Dans mon deuxième film : Sia le rêve du python , « je voulais dénoncer les dérives de la fonction du griot. En effet, si traditionnellement le griot avait une double fonction de conseiller du roi et de représentant du peuple : c’était un porte parole, mais sans complaisance (Il est arrivé dans l’histoire que des griots fassent destituer des rois), aujourd’hui, les griots sont à la solde du pouvoir. La plupart des dictateurs ont des griots pour chanter leurs louanges. Parce que les conditions économiques ont changé : dans l’économie traditionnelle le griot bossait pour tout le monde. Aujourd’hui l’économie de marché fait que le griot doit gagner son pain, il va où l’argent se trouve. Donc le plus souvent il travaille pour les puissants, les gens au pouvoir. Si je dénonce les dieux qui mangent leurs enfants, je dénonce aussi dans ce film les griots qui trahissent leur société ».
Dans ce film, nous dit Kouyaté : « le peuple a aussi sa part de responsabilité on le voit à la fin. Il est prêt à accepter naïvement le nouveau pouvoir. C’est cette naïveté, proche de l’espoir qui empêche toujours la prise de conscience et la révolte. Mais à côté de cette naïveté il y a toujours une graine de vigilance qui ne meurt jamais, même si elle a plus de mal à pousser. On peut espérer qu’un jour elle prenne. C’est aussi pour cela que Sia, à la fin, se retrouve sur une route bitumée d’une capitale africaine d’aujourd’hui. Elle harangue les badauds, et leur dit « réveillez-vous, le sommeil ne fonctionne pas ». Elle va essayer de semer sur ce bitume des graines de vigilance.

§ Liste des tâches
1. D'après le texte sur le film Sia le rêve du python, quelle double fonction le griot exerçait-il traditionnellement ?
2. Reprenez le texte sur le film Sia le rêve du python et poursuivez-le à partir de sa dernière phrase.

§ Extrait de données
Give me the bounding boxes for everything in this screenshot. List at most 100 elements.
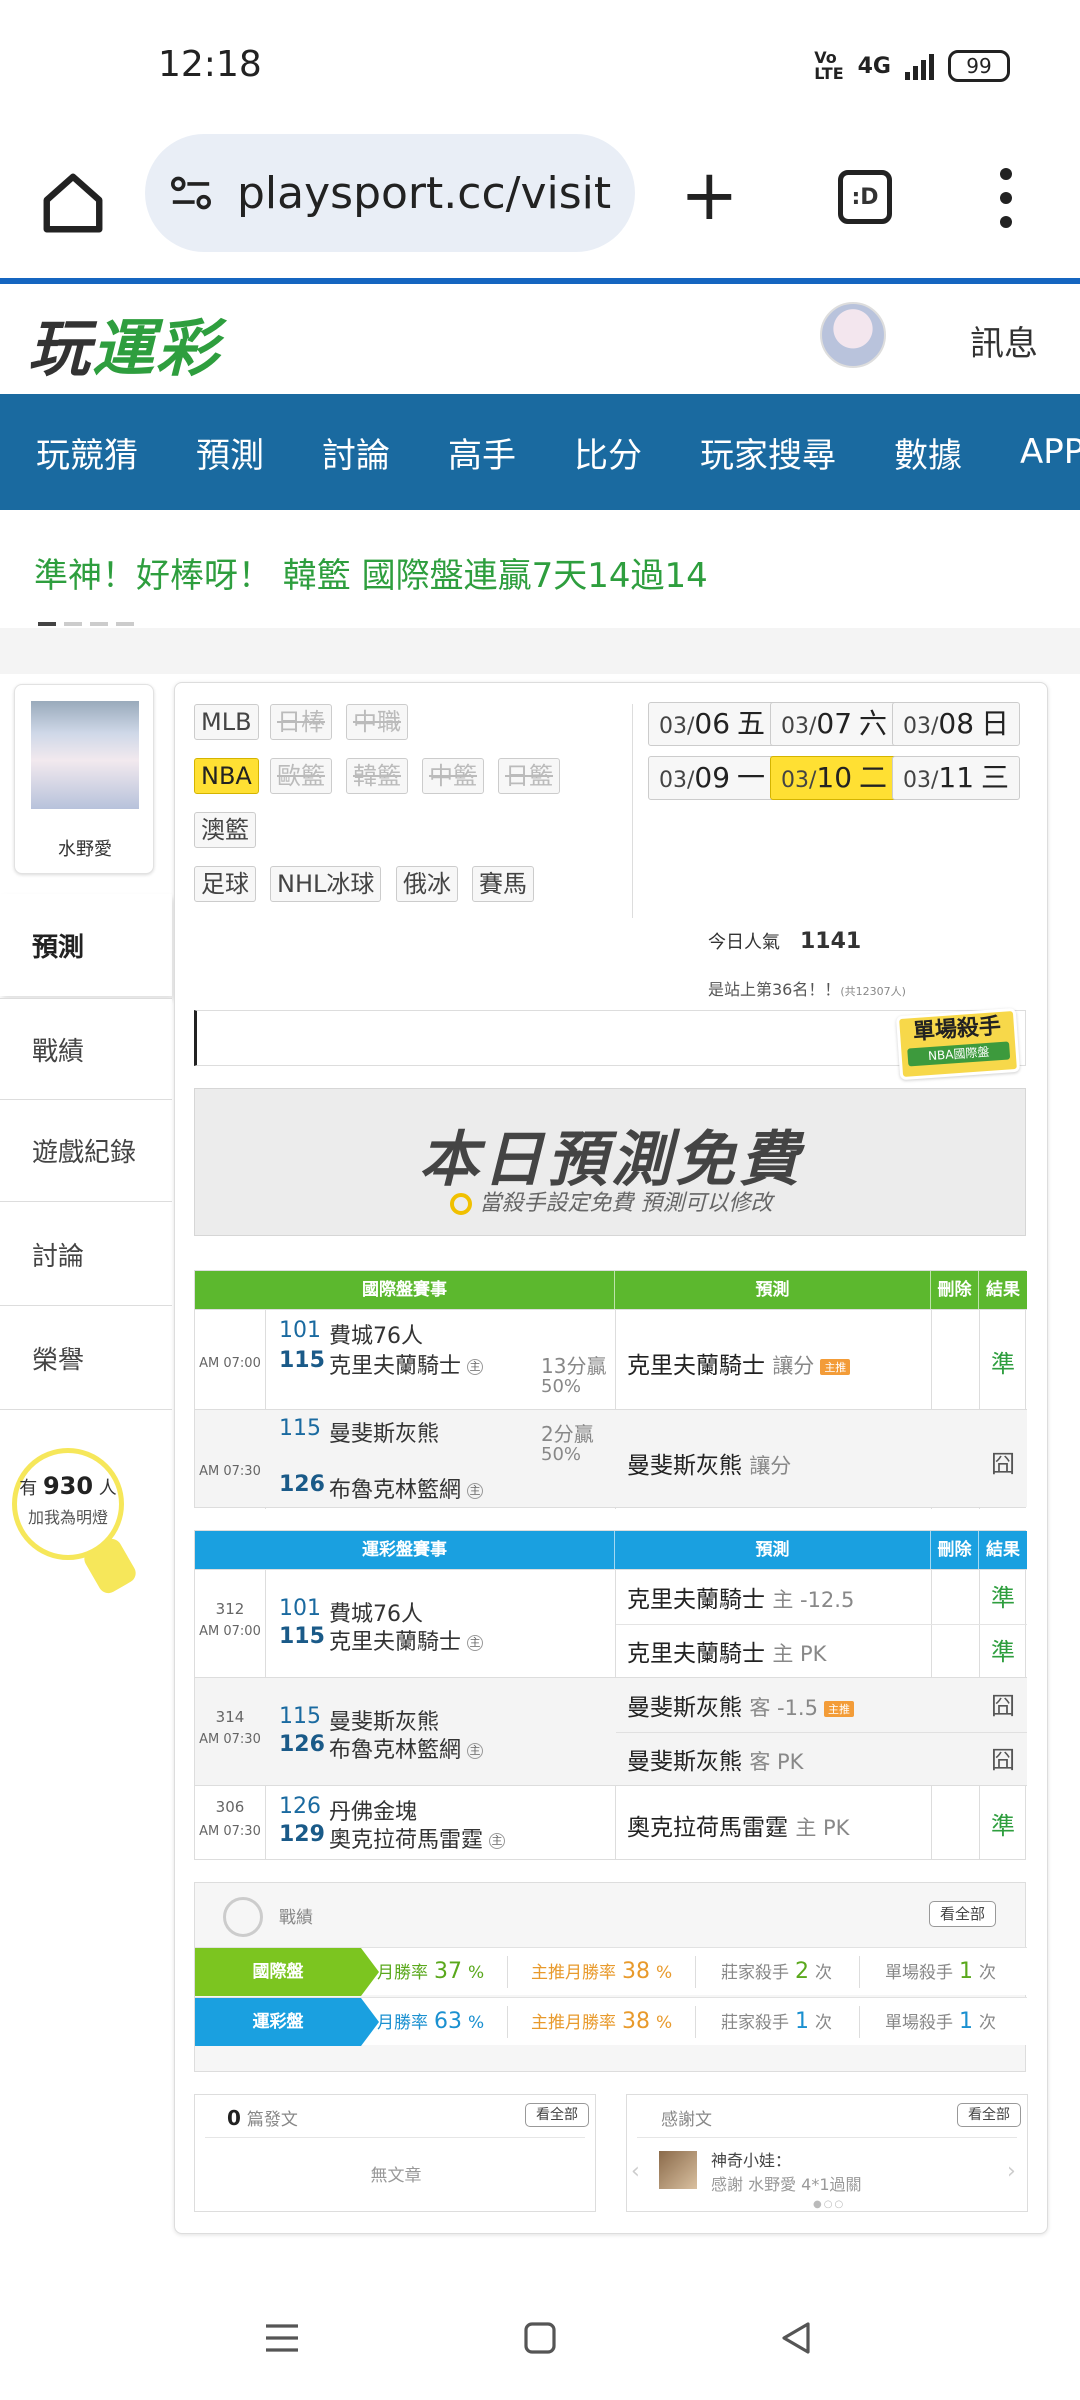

§ Résultats de l'exercice
1. Il était à la fois conseiller du roi et représentant du peuple.

2.
Car à la fin rien n’a vraiment changé. Un empereur a chassé l’autre mais le pouvoir reste basé sur le mensonge. La seule évolution justement, c’est que le relais, la conscience, passe d’un vieil homme à une jeune fille. Ce fait est d’importance car les sociétés africaines sont machistes, la femme y a très peu la parole, alors qu’aujourd’hui elle détient l’économie à 75%. Qu’une jeune fille prenne la parole et crache à la gueule de la société, c’est quelque chose qui touche directement les gens de chez nous
».
—-

FICHE ELEVE

Avant la projection

Travail à partir du site www.soninkara.com :

– Cartographier l’Empire de Wagadu à son apogée c’est à dire au 10ième siècle :

Réponse : entre les fleuves Niger et Sénégal à la frontière du Mali et de la Mauritanie actuelle.

– Qui est l’ancêtre mythique fondateur de cet empire ?

Réponse : Dinga

– Sur quoi se basait la richesse de l’Empire du Wagadu ?

Réponse : Sur l’or contenu dans les alluvions des vallées du Sénégal et du Niger

– Où se trouve les soninkés aujourd’hui ?

Réponse : ils sont dispersés

Après la projection

– Dresser la liste des principaux personnages du film et leurs fonctions :

Réponse :
– Sia : la jeune fille qui doit être sacrifiée
– Wakhané : le chef des armées
– Balla : le griot
– Kerfa : le fou
– Mamadi : neveu de Wakhané, fiancé de sia
– Kaya Maghan : l’empereur
– L’impératrice et son fils
– Kétélégui : adjointde Wakhané

—-
De la légende à la contestation du pouvoir

Analyser le discours sur la légende (voix off, séquence 1)

La légende raconte :

Il fut un temps où un empire offrait ses plus belles jeunes
filles au dieu-python en contrepartie

de la prospérité…

Mais aujourd’hui

Où se passe notre histoire ?

A quelle époque ?

Jean Cocteau disait : « c’est le privilège des légendes d’être sans âge. »

Alors c’est comme il vous plaira.
—-
Analyser les discours de Kerfa (séquence 3 et 4) :

Séquence 3 :

Je vous salue gens de Koumbi

Je salue vos souffrances, vos misères.

Hommes et femmes, enfants et adultes, Morts et vivants,
morts et esclaves,

Je vous salue tous

Je vous suis reconnaissant

Je salue Kaya Maghan et son peuple

Hé ! Femme

La nuit appartient aux esprits

Le jour appartient aux actes

Ecoutez !

N’entendez-vous pas la foudre ?

Ne voyez-vous pas le tourbillon ?

Piégées !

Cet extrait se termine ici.